**Entries supplied**

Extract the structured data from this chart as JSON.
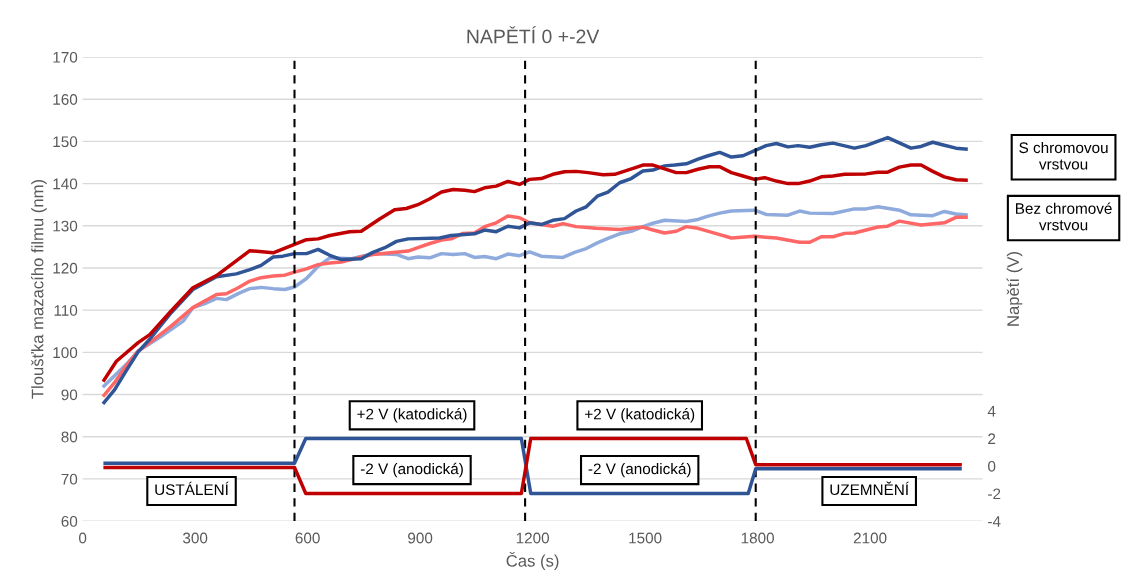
{
  "chart_data": {
    "type": "line",
    "title": "NAPĚTÍ 0 +-2V",
    "xlabel": "Čas (s)",
    "ylabel": "Tloušťka mazacího filmu (nm)",
    "y2label": "Napětí (V)",
    "xlim": [
      0,
      2400
    ],
    "xticks": [
      0,
      300,
      600,
      900,
      1200,
      1500,
      1800,
      2100
    ],
    "ylim": [
      60,
      170
    ],
    "yticks": [
      60,
      70,
      80,
      90,
      100,
      110,
      120,
      130,
      140,
      150,
      160,
      170
    ],
    "y2lim": [
      -4,
      29.7
    ],
    "y2ticks": [
      -4,
      -2,
      0,
      2,
      4
    ],
    "grid": "y",
    "legend": false,
    "marker": "none",
    "line_style": "solid",
    "series": [
      {
        "color": "#8faadc",
        "x": [
          57,
          116,
          148,
          205,
          268,
          294,
          330,
          357,
          383,
          419,
          446,
          476,
          508,
          539,
          565,
          597,
          628,
          659,
          717,
          774,
          837,
          868,
          894,
          926,
          957,
          988,
          1019,
          1045,
          1072,
          1103,
          1134,
          1165,
          1192,
          1223,
          1281,
          1312,
          1343,
          1374,
          1401,
          1432,
          1463,
          1494,
          1521,
          1552,
          1610,
          1641,
          1668,
          1699,
          1730,
          1792,
          1823,
          1881,
          1912,
          1939,
          2001,
          2058,
          2089,
          2121,
          2178,
          2209,
          2267,
          2298,
          2329,
          2356
        ],
        "values": [
          92,
          97.1,
          100.3,
          103.5,
          107.4,
          110.6,
          111.7,
          112.8,
          112.5,
          114.1,
          115.1,
          115.4,
          115.1,
          114.9,
          115.5,
          117.5,
          120.4,
          122.4,
          122.2,
          123.4,
          123.2,
          122.2,
          122.6,
          122.4,
          123.4,
          123.2,
          123.4,
          122.5,
          122.7,
          122.2,
          123.3,
          122.9,
          123.8,
          122.8,
          122.5,
          123.7,
          124.6,
          126,
          127,
          128.1,
          128.7,
          129.8,
          130.6,
          131.3,
          131,
          131.5,
          132.3,
          133,
          133.5,
          133.7,
          132.7,
          132.5,
          133.5,
          133,
          132.9,
          134,
          134,
          134.5,
          133.7,
          132.6,
          132.4,
          133.4,
          132.8,
          132.6
        ]
      },
      {
        "color": "#ff6666",
        "x": [
          57,
          85,
          116,
          148,
          179,
          236,
          294,
          357,
          383,
          415,
          446,
          476,
          508,
          539,
          565,
          597,
          628,
          659,
          690,
          743,
          774,
          868,
          894,
          926,
          957,
          983,
          1014,
          1045,
          1072,
          1103,
          1134,
          1165,
          1192,
          1223,
          1254,
          1281,
          1316,
          1370,
          1432,
          1494,
          1521,
          1552,
          1583,
          1610,
          1641,
          1699,
          1730,
          1792,
          1850,
          1912,
          1939,
          1970,
          2001,
          2032,
          2058,
          2121,
          2147,
          2178,
          2236,
          2298,
          2329,
          2356
        ],
        "values": [
          89.8,
          92.8,
          96.8,
          100.3,
          102.3,
          106.2,
          110.6,
          113.7,
          113.9,
          115.3,
          116.9,
          117.7,
          118.1,
          118.3,
          119,
          119.8,
          120.8,
          121.2,
          121.4,
          122.6,
          123.2,
          124,
          124.8,
          125.8,
          126.6,
          126.9,
          128.2,
          128.3,
          129.8,
          130.7,
          132.3,
          131.9,
          130.7,
          130.3,
          129.9,
          130.5,
          129.8,
          129.4,
          129.1,
          129.7,
          129,
          128.3,
          128.7,
          129.8,
          129.4,
          127.9,
          127.1,
          127.5,
          127.1,
          126.1,
          126.1,
          127.4,
          127.4,
          128.2,
          128.3,
          129.7,
          129.9,
          131.1,
          130.2,
          130.7,
          132,
          132
        ]
      },
      {
        "color": "#2f5597",
        "x": [
          57,
          85,
          116,
          148,
          179,
          236,
          294,
          357,
          410,
          446,
          476,
          508,
          534,
          565,
          597,
          628,
          659,
          690,
          743,
          774,
          806,
          837,
          868,
          952,
          983,
          1045,
          1072,
          1103,
          1134,
          1165,
          1192,
          1223,
          1254,
          1285,
          1316,
          1343,
          1374,
          1401,
          1432,
          1463,
          1494,
          1521,
          1552,
          1579,
          1610,
          1641,
          1668,
          1699,
          1730,
          1761,
          1792,
          1823,
          1850,
          1881,
          1908,
          1939,
          1970,
          2001,
          2058,
          2089,
          2147,
          2209,
          2236,
          2267,
          2298,
          2329,
          2356
        ],
        "values": [
          88.1,
          91.1,
          95.6,
          100.1,
          103.1,
          109.4,
          114.9,
          117.9,
          118.6,
          119.6,
          120.6,
          122.6,
          122.8,
          123.4,
          123.4,
          124.4,
          123,
          122,
          122.2,
          123.7,
          124.8,
          126.3,
          126.9,
          127.1,
          127.7,
          128.1,
          129,
          128.6,
          129.9,
          129.5,
          130.7,
          130.3,
          131.3,
          131.7,
          133.5,
          134.5,
          137.1,
          138,
          140.2,
          141.2,
          143,
          143.2,
          144.2,
          144.4,
          144.7,
          145.8,
          146.6,
          147.4,
          146.3,
          146.6,
          147.8,
          149,
          149.5,
          148.7,
          149,
          148.6,
          149.2,
          149.6,
          148.4,
          149,
          150.9,
          148.4,
          148.8,
          149.8,
          149.1,
          148.4,
          148.2
        ]
      },
      {
        "color": "#c00000",
        "x": [
          57,
          90,
          148,
          179,
          236,
          294,
          357,
          446,
          508,
          565,
          597,
          628,
          659,
          712,
          743,
          792,
          832,
          863,
          894,
          926,
          957,
          988,
          1019,
          1045,
          1072,
          1103,
          1134,
          1165,
          1192,
          1223,
          1254,
          1285,
          1316,
          1348,
          1388,
          1419,
          1468,
          1494,
          1521,
          1548,
          1583,
          1610,
          1641,
          1672,
          1699,
          1730,
          1761,
          1792,
          1819,
          1850,
          1881,
          1908,
          1939,
          1970,
          2001,
          2032,
          2089,
          2121,
          2147,
          2178,
          2209,
          2236,
          2267,
          2298,
          2329,
          2356
        ],
        "values": [
          93.4,
          97.9,
          102.3,
          104.2,
          109.8,
          115.3,
          118.2,
          124.1,
          123.6,
          125.6,
          126.7,
          126.9,
          127.7,
          128.6,
          128.7,
          131.6,
          133.8,
          134.1,
          135,
          136.4,
          138,
          138.6,
          138.4,
          138.1,
          139,
          139.4,
          140.5,
          139.8,
          141,
          141.2,
          142.2,
          142.8,
          142.9,
          142.6,
          142.1,
          142.2,
          143.6,
          144.4,
          144.4,
          143.6,
          142.6,
          142.6,
          143.4,
          144,
          144,
          142.6,
          141.8,
          141,
          141.4,
          140.6,
          140,
          140,
          140.6,
          141.6,
          141.8,
          142.2,
          142.3,
          142.7,
          142.7,
          143.9,
          144.4,
          144.4,
          142.9,
          141.6,
          140.9,
          140.8
        ]
      },
      {
        "color": "#2f5597",
        "axis": "y2",
        "x": [
          60,
          565,
          595,
          1170,
          1195,
          1775,
          1795,
          2340
        ],
        "values": [
          0.2,
          0.2,
          2,
          2,
          -2,
          -2,
          -0.2,
          -0.2
        ]
      },
      {
        "color": "#c00000",
        "axis": "y2",
        "x": [
          60,
          565,
          595,
          1170,
          1195,
          1770,
          1795,
          2340
        ],
        "values": [
          -0.1,
          -0.1,
          -2,
          -2,
          2,
          2,
          0.1,
          0.1
        ]
      }
    ],
    "ref_lines": [
      {
        "axis": "x",
        "value": 565,
        "color": "#000000",
        "line_style": "dashed"
      },
      {
        "axis": "x",
        "value": 1180,
        "color": "#000000",
        "line_style": "dashed"
      },
      {
        "axis": "x",
        "value": 1795,
        "color": "#000000",
        "line_style": "dashed"
      }
    ],
    "annotations": [
      "+2 V (katodická)",
      "-2 V (anodická)",
      "+2 V (katodická)",
      "-2 V (anodická)",
      "USTÁLENÍ",
      "UZEMNĚNÍ",
      "S chromovou\nvrstvou",
      "Bez chromové\nvrstvou"
    ]
  }
}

**Directions**
Gather every line containing the word "nvrstvou" and copy it.

**Result of this task**
      "S chromovou\nvrstvou",
      "Bez chromové\nvrstvou"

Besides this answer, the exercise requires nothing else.